__INPUT MATERIAL__
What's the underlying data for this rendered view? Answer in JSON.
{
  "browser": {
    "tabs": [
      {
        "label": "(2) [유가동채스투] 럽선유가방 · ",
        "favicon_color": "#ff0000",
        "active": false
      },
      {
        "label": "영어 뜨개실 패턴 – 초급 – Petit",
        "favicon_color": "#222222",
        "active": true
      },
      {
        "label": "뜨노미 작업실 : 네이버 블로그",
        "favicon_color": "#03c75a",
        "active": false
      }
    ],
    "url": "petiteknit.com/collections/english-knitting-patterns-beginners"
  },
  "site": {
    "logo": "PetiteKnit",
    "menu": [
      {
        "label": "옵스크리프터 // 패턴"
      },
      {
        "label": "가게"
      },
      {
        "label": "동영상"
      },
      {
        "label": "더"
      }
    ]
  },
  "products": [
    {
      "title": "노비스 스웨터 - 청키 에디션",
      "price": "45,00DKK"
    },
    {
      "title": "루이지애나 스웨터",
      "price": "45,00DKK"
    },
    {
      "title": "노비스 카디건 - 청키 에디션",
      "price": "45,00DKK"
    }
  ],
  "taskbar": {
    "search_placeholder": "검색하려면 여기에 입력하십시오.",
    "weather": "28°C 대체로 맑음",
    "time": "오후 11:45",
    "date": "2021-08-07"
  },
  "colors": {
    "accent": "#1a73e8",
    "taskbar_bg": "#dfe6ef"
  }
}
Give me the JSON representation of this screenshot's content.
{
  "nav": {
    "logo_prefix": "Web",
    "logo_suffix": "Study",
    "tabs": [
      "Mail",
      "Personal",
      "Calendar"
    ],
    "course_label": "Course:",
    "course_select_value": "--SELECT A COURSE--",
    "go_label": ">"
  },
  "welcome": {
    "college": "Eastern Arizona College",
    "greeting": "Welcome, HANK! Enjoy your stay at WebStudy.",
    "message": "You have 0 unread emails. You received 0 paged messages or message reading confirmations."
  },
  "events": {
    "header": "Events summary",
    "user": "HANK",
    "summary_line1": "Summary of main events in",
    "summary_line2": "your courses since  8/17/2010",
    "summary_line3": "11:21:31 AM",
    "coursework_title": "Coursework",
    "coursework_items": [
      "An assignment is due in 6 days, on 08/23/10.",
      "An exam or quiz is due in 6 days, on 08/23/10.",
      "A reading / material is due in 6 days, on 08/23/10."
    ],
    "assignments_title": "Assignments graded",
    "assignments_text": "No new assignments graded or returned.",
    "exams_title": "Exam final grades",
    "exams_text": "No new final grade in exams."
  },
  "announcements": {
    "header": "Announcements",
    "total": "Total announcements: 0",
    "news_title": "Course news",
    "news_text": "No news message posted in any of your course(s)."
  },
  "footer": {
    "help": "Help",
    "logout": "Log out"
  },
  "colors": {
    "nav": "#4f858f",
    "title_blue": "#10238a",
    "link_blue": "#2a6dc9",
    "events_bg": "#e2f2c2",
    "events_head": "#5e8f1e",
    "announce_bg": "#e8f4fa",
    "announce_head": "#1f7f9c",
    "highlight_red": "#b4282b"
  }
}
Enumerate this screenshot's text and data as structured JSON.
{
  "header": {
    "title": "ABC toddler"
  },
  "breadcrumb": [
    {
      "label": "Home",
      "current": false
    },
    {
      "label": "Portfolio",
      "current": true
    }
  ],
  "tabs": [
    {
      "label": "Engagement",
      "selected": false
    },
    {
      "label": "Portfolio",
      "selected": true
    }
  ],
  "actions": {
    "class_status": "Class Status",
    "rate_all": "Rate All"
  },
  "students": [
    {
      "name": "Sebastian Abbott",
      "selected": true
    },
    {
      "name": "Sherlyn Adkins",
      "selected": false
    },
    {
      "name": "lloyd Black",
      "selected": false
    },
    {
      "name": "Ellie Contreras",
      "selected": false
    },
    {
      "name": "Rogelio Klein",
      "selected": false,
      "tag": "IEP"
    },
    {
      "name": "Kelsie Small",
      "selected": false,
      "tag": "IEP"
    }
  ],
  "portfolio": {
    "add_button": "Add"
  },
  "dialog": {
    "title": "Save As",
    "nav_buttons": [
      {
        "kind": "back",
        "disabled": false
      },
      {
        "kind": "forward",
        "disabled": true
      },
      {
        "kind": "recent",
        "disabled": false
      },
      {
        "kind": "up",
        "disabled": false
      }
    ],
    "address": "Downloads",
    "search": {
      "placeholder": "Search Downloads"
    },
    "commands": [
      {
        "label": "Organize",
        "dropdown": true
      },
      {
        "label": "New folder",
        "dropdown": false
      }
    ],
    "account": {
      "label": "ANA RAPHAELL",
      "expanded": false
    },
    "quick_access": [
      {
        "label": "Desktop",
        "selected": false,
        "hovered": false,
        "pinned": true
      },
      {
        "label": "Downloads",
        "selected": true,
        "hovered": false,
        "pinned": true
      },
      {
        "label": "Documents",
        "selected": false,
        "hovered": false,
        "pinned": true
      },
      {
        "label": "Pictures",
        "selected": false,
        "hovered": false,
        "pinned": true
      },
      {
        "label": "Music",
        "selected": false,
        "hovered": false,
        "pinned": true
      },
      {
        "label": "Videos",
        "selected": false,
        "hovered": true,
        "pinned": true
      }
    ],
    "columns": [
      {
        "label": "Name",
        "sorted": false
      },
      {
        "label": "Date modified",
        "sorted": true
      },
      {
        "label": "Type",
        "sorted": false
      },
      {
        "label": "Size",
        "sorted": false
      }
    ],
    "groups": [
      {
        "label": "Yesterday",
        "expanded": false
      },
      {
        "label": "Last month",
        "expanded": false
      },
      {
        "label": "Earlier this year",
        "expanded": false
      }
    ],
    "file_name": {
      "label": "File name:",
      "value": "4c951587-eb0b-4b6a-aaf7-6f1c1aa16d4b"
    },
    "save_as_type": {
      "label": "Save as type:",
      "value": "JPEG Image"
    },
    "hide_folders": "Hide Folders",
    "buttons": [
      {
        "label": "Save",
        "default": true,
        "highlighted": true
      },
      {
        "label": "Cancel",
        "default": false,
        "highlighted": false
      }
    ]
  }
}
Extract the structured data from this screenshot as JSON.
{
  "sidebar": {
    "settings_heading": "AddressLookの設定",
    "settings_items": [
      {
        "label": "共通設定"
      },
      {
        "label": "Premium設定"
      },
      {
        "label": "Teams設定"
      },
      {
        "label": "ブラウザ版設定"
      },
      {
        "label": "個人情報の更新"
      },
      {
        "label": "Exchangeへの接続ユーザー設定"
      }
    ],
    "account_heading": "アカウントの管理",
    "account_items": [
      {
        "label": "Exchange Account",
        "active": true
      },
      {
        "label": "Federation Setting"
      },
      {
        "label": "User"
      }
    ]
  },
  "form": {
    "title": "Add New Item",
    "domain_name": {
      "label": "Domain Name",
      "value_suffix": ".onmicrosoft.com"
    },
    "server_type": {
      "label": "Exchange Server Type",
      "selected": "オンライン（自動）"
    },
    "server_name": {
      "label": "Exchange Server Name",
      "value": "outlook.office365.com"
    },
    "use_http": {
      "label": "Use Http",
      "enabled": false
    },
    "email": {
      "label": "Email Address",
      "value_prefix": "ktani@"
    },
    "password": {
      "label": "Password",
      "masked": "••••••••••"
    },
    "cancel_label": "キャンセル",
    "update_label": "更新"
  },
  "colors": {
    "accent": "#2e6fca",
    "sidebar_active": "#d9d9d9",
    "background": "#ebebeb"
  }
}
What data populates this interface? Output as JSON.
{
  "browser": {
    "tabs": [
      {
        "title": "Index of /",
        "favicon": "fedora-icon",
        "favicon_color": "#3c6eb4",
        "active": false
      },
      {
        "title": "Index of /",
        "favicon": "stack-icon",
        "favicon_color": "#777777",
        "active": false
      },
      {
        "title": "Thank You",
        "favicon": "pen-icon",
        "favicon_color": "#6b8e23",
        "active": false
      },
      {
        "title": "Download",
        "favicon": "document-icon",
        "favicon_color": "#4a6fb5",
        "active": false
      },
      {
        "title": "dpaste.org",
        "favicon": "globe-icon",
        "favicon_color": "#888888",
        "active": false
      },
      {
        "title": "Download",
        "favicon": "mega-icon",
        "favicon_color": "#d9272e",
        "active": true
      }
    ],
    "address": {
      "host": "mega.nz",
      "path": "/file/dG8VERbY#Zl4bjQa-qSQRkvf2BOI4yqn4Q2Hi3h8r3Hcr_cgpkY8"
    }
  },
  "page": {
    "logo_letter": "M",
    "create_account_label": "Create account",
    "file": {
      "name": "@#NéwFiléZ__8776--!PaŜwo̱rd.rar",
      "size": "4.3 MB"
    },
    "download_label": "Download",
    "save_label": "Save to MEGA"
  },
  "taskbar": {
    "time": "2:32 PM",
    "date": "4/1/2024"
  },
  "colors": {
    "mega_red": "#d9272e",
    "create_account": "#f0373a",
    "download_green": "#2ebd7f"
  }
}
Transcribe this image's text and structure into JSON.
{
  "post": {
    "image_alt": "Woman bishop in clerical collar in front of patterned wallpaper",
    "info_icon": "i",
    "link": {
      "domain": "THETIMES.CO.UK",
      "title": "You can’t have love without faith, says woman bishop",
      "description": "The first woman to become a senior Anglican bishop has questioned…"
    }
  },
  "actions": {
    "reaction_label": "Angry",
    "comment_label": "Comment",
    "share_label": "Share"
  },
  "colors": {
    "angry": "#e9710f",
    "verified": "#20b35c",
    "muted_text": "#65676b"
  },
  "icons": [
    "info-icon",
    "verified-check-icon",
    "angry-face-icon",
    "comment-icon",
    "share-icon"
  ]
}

__REQUEST__
From the listing, tally every line with the word "data" in it and give only the tally.

__SOLUTION TO THIS PROBLEM__
4